* [Prompt]:
Take each line that has the word "steel" and return it.

* [Material]:
::::
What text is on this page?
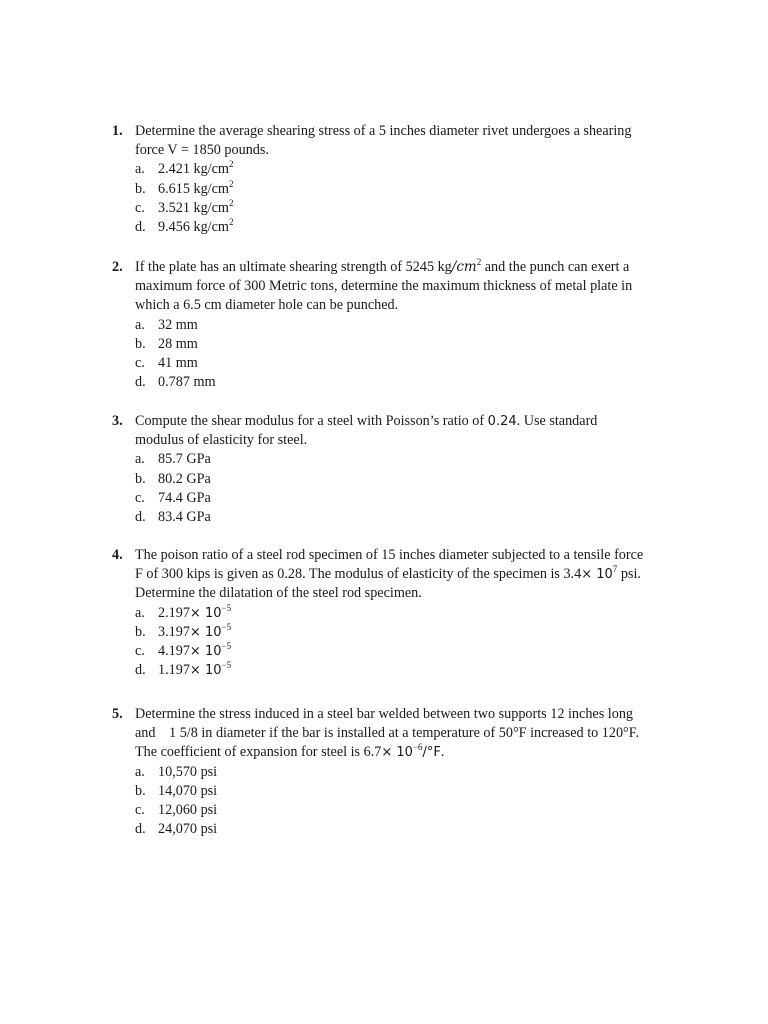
1. Determine the average shearing stress of a 5 inches diameter rivet undergoes a shearing
force V = 1850 pounds.
a. 2.421 $kg/cm^2$
b. 6.615 $kg/cm^2$
c. 3.521 $kg/cm^2$
d. 9.456 $kg/cm^2$
2. If the plate has an ultimate shearing strength of 5245 $kg/cm^2$ and the punch can exert a
maximum force of 300 Metric tons, determine the maximum thickness of metal plate in
which a 6.5 cm diameter hole can be punched.
a. 32 mm
b. 28 mm
c. 41 mm
d. 0.787 mm
3. Compute the shear modulus for a steel with Poisson’s ratio of 0.24. Use standard
modulus of elasticity for steel.
a. 85.7 GPa
b. 80.2 GPa
c. 74.4 GPa
d. 83.4 GPa
4. The poison ratio of a steel rod specimen of 15 inches diameter subjected to a tensile force
F of 300 kips is given as 0.28. The modulus of elasticity of the specimen is $3.4\times 10^7$ psi.
Determine the dilatation of the steel rod specimen.
a. $2.197\times 10^{-5}$
b. $3.197\times 10^{-5}$
c. $4.197\times 10^{-5}$
d. $1.197\times 10^{-5}$
5. Determine the stress induced in a steel bar welded between two supports 12 inches long
and 1 5/8 in diameter if the bar is installed at a temperature of 50°F increased to 120°F.
The coefficient of expansion for steel is $6.7\times 10^{-6}/^\circ F$.
a. 10,570 psi
b. 14,070 psi
c. 12,060 psi
d. 24,070 psi
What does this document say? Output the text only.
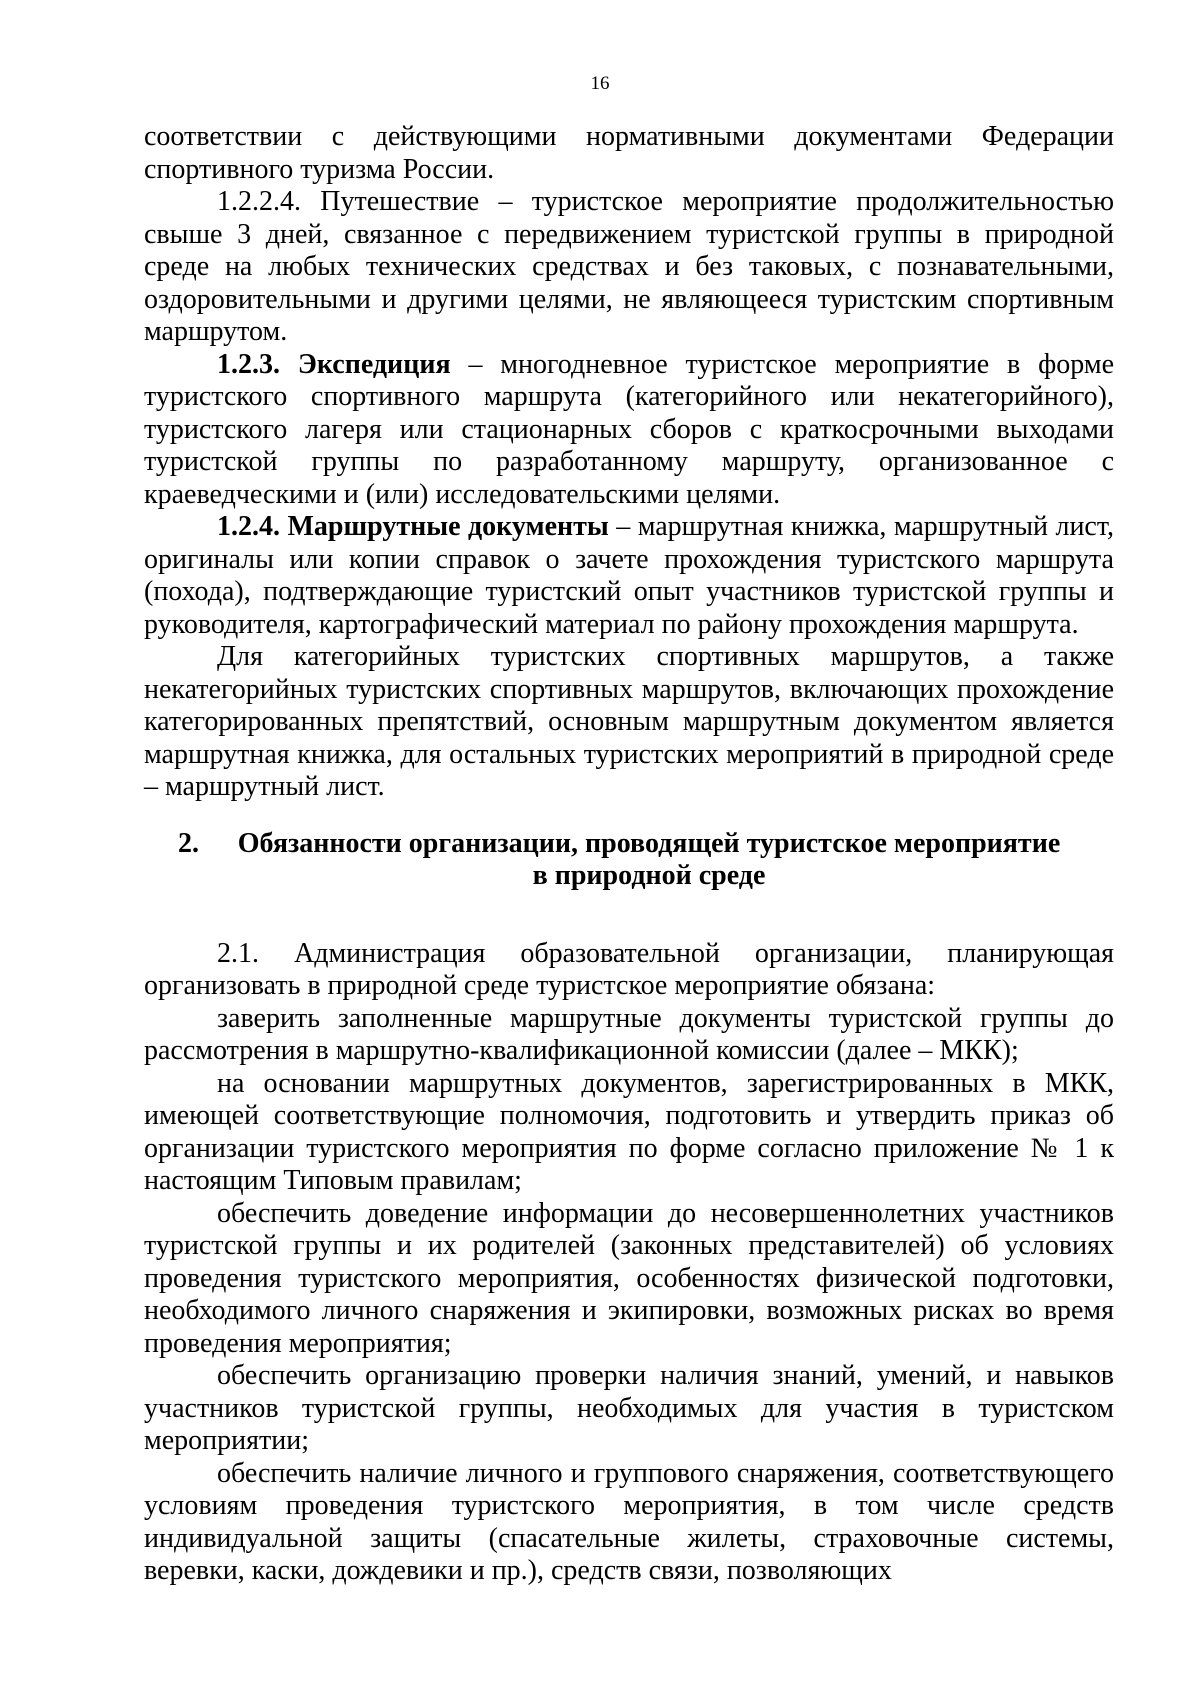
16

соответствии с действующими нормативными документами Федерации спортивного туризма России.

1.2.2.4. Путешествие – туристское мероприятие продолжительностью свыше 3 дней, связанное с передвижением туристской группы в природной среде на любых технических средствах и без таковых, с познавательными, оздоровительными и другими целями, не являющееся туристским спортивным маршрутом.

1.2.3. Экспедиция – многодневное туристское мероприятие в форме туристского спортивного маршрута (категорийного или некатегорийного), туристского лагеря или стационарных сборов с краткосрочными выходами туристской группы по разработанному маршруту, организованное с краеведческими и (или) исследовательскими целями.

1.2.4. Маршрутные документы – маршрутная книжка, маршрутный лист, оригиналы или копии справок о зачете прохождения туристского маршрута (похода), подтверждающие туристский опыт участников туристской группы и руководителя, картографический материал по району прохождения маршрута.

Для категорийных туристских спортивных маршрутов, а также некатегорийных туристских спортивных маршрутов, включающих прохождение категорированных препятствий, основным маршрутным документом является маршрутная книжка, для остальных туристских мероприятий в природной среде – маршрутный лист.

2.	Обязанности организации, проводящей туристское мероприятие
в природной среде

2.1. Администрация образовательной организации, планирующая организовать в природной среде туристское мероприятие обязана:

заверить заполненные маршрутные документы туристской группы до рассмотрения в маршрутно-квалификационной комиссии (далее – МКК);

на основании маршрутных документов, зарегистрированных в МКК, имеющей соответствующие полномочия, подготовить и утвердить приказ об организации туристского мероприятия по форме согласно приложение № 1 к настоящим Типовым правилам;

обеспечить доведение информации до несовершеннолетних участников туристской группы и их родителей (законных представителей) об условиях проведения туристского мероприятия, особенностях физической подготовки, необходимого личного снаряжения и экипировки, возможных рисках во время проведения мероприятия;

обеспечить организацию проверки наличия знаний, умений, и навыков участников туристской группы, необходимых для участия в туристском мероприятии;

обеспечить наличие личного и группового снаряжения, соответствующего условиям проведения туристского мероприятия, в том числе средств индивидуальной защиты (спасательные жилеты, страховочные системы, веревки, каски, дождевики и пр.), средств связи, позволяющих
::::
* [Written response]:
3. Compute the shear modulus for a steel with Poisson’s ratio of 0.24. Use standard
modulus of elasticity for steel.
4. The poison ratio of a steel rod specimen of 15 inches diameter subjected to a tensile force
Determine the dilatation of the steel rod specimen.
5. Determine the stress induced in a steel bar welded between two supports 12 inches long
The coefficient of expansion for steel is $6.7\times 10^{-6}/^\circ F$.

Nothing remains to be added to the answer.